What is being asked:
Will you print the material below without altering a single character?

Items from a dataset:

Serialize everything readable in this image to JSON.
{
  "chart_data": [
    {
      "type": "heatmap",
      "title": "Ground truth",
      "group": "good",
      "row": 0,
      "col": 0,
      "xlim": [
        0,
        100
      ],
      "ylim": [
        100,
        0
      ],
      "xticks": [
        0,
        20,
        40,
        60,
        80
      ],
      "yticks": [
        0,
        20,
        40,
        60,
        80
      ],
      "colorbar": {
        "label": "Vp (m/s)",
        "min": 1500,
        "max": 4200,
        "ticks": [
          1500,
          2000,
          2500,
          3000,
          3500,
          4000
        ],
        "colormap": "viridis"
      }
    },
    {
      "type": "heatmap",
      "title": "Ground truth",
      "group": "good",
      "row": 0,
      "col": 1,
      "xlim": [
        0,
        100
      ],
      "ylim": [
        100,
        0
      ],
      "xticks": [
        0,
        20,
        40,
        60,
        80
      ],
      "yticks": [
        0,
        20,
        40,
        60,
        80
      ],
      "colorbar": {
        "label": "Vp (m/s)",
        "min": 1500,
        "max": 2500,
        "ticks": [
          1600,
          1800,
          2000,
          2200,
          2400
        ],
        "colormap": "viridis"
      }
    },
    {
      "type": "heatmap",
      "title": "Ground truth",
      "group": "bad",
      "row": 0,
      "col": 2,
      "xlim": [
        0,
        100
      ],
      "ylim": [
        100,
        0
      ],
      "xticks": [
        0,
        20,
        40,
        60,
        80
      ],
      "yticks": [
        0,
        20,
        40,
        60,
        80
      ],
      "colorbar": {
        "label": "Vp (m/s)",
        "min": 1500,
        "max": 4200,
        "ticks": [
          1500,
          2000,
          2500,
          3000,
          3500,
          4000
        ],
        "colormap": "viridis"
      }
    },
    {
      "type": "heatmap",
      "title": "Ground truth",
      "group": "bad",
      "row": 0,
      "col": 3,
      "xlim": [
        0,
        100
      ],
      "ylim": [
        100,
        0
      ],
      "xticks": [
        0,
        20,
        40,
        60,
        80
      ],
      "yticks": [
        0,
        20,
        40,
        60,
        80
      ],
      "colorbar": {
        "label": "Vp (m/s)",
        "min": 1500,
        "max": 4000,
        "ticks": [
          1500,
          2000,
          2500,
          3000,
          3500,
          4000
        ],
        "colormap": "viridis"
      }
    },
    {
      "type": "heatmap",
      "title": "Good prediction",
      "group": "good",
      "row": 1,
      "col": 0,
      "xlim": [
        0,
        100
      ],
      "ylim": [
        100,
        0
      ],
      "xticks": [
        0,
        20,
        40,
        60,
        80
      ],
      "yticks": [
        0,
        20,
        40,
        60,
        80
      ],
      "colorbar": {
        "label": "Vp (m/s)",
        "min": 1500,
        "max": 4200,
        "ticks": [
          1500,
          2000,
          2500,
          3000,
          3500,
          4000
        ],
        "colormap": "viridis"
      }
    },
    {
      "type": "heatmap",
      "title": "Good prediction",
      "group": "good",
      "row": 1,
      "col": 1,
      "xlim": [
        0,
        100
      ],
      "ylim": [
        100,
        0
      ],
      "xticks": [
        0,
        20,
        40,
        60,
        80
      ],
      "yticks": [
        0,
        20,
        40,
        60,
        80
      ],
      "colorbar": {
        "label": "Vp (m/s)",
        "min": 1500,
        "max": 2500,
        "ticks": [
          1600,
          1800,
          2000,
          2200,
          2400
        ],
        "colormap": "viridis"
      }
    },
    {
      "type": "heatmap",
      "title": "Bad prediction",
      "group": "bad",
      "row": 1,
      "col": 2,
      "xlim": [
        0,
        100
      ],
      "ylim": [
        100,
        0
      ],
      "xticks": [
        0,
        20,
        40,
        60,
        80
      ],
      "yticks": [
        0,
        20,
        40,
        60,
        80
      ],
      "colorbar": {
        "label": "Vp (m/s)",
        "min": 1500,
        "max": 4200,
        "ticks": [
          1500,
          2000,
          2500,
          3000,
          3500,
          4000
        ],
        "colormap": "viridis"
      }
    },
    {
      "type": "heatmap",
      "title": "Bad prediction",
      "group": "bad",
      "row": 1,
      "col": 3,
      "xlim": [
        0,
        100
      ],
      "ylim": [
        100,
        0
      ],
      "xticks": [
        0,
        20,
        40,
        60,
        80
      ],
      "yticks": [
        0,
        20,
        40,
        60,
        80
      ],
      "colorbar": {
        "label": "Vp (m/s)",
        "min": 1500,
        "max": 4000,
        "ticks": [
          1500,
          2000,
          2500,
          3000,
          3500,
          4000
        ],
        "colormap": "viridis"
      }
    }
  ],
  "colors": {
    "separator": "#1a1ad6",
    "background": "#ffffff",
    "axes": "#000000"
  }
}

Finished task:
Serialize everything readable in this image to JSON.
{
  "chart_data": [
    {
      "type": "heatmap",
      "title": "Ground truth",
      "group": "good",
      "row": 0,
      "col": 0,
      "xlim": [
        0,
        100
      ],
      "ylim": [
        100,
        0
      ],
      "xticks": [
        0,
        20,
        40,
        60,
        80
      ],
      "yticks": [
        0,
        20,
        40,
        60,
        80
      ],
      "colorbar": {
        "label": "Vp (m/s)",
        "min": 1500,
        "max": 4200,
        "ticks": [
          1500,
          2000,
          2500,
          3000,
          3500,
          4000
        ],
        "colormap": "viridis"
      }
    },
    {
      "type": "heatmap",
      "title": "Ground truth",
      "group": "good",
      "row": 0,
      "col": 1,
      "xlim": [
        0,
        100
      ],
      "ylim": [
        100,
        0
      ],
      "xticks": [
        0,
        20,
        40,
        60,
        80
      ],
      "yticks": [
        0,
        20,
        40,
        60,
        80
      ],
      "colorbar": {
        "label": "Vp (m/s)",
        "min": 1500,
        "max": 2500,
        "ticks": [
          1600,
          1800,
          2000,
          2200,
          2400
        ],
        "colormap": "viridis"
      }
    },
    {
      "type": "heatmap",
      "title": "Ground truth",
      "group": "bad",
      "row": 0,
      "col": 2,
      "xlim": [
        0,
        100
      ],
      "ylim": [
        100,
        0
      ],
      "xticks": [
        0,
        20,
        40,
        60,
        80
      ],
      "yticks": [
        0,
        20,
        40,
        60,
        80
      ],
      "colorbar": {
        "label": "Vp (m/s)",
        "min": 1500,
        "max": 4200,
        "ticks": [
          1500,
          2000,
          2500,
          3000,
          3500,
          4000
        ],
        "colormap": "viridis"
      }
    },
    {
      "type": "heatmap",
      "title": "Ground truth",
      "group": "bad",
      "row": 0,
      "col": 3,
      "xlim": [
        0,
        100
      ],
      "ylim": [
        100,
        0
      ],
      "xticks": [
        0,
        20,
        40,
        60,
        80
      ],
      "yticks": [
        0,
        20,
        40,
        60,
        80
      ],
      "colorbar": {
        "label": "Vp (m/s)",
        "min": 1500,
        "max": 4000,
        "ticks": [
          1500,
          2000,
          2500,
          3000,
          3500,
          4000
        ],
        "colormap": "viridis"
      }
    },
    {
      "type": "heatmap",
      "title": "Good prediction",
      "group": "good",
      "row": 1,
      "col": 0,
      "xlim": [
        0,
        100
      ],
      "ylim": [
        100,
        0
      ],
      "xticks": [
        0,
        20,
        40,
        60,
        80
      ],
      "yticks": [
        0,
        20,
        40,
        60,
        80
      ],
      "colorbar": {
        "label": "Vp (m/s)",
        "min": 1500,
        "max": 4200,
        "ticks": [
          1500,
          2000,
          2500,
          3000,
          3500,
          4000
        ],
        "colormap": "viridis"
      }
    },
    {
      "type": "heatmap",
      "title": "Good prediction",
      "group": "good",
      "row": 1,
      "col": 1,
      "xlim": [
        0,
        100
      ],
      "ylim": [
        100,
        0
      ],
      "xticks": [
        0,
        20,
        40,
        60,
        80
      ],
      "yticks": [
        0,
        20,
        40,
        60,
        80
      ],
      "colorbar": {
        "label": "Vp (m/s)",
        "min": 1500,
        "max": 2500,
        "ticks": [
          1600,
          1800,
          2000,
          2200,
          2400
        ],
        "colormap": "viridis"
      }
    },
    {
      "type": "heatmap",
      "title": "Bad prediction",
      "group": "bad",
      "row": 1,
      "col": 2,
      "xlim": [
        0,
        100
      ],
      "ylim": [
        100,
        0
      ],
      "xticks": [
        0,
        20,
        40,
        60,
        80
      ],
      "yticks": [
        0,
        20,
        40,
        60,
        80
      ],
      "colorbar": {
        "label": "Vp (m/s)",
        "min": 1500,
        "max": 4200,
        "ticks": [
          1500,
          2000,
          2500,
          3000,
          3500,
          4000
        ],
        "colormap": "viridis"
      }
    },
    {
      "type": "heatmap",
      "title": "Bad prediction",
      "group": "bad",
      "row": 1,
      "col": 3,
      "xlim": [
        0,
        100
      ],
      "ylim": [
        100,
        0
      ],
      "xticks": [
        0,
        20,
        40,
        60,
        80
      ],
      "yticks": [
        0,
        20,
        40,
        60,
        80
      ],
      "colorbar": {
        "label": "Vp (m/s)",
        "min": 1500,
        "max": 4000,
        "ticks": [
          1500,
          2000,
          2500,
          3000,
          3500,
          4000
        ],
        "colormap": "viridis"
      }
    }
  ],
  "colors": {
    "separator": "#1a1ad6",
    "background": "#ffffff",
    "axes": "#000000"
  }
}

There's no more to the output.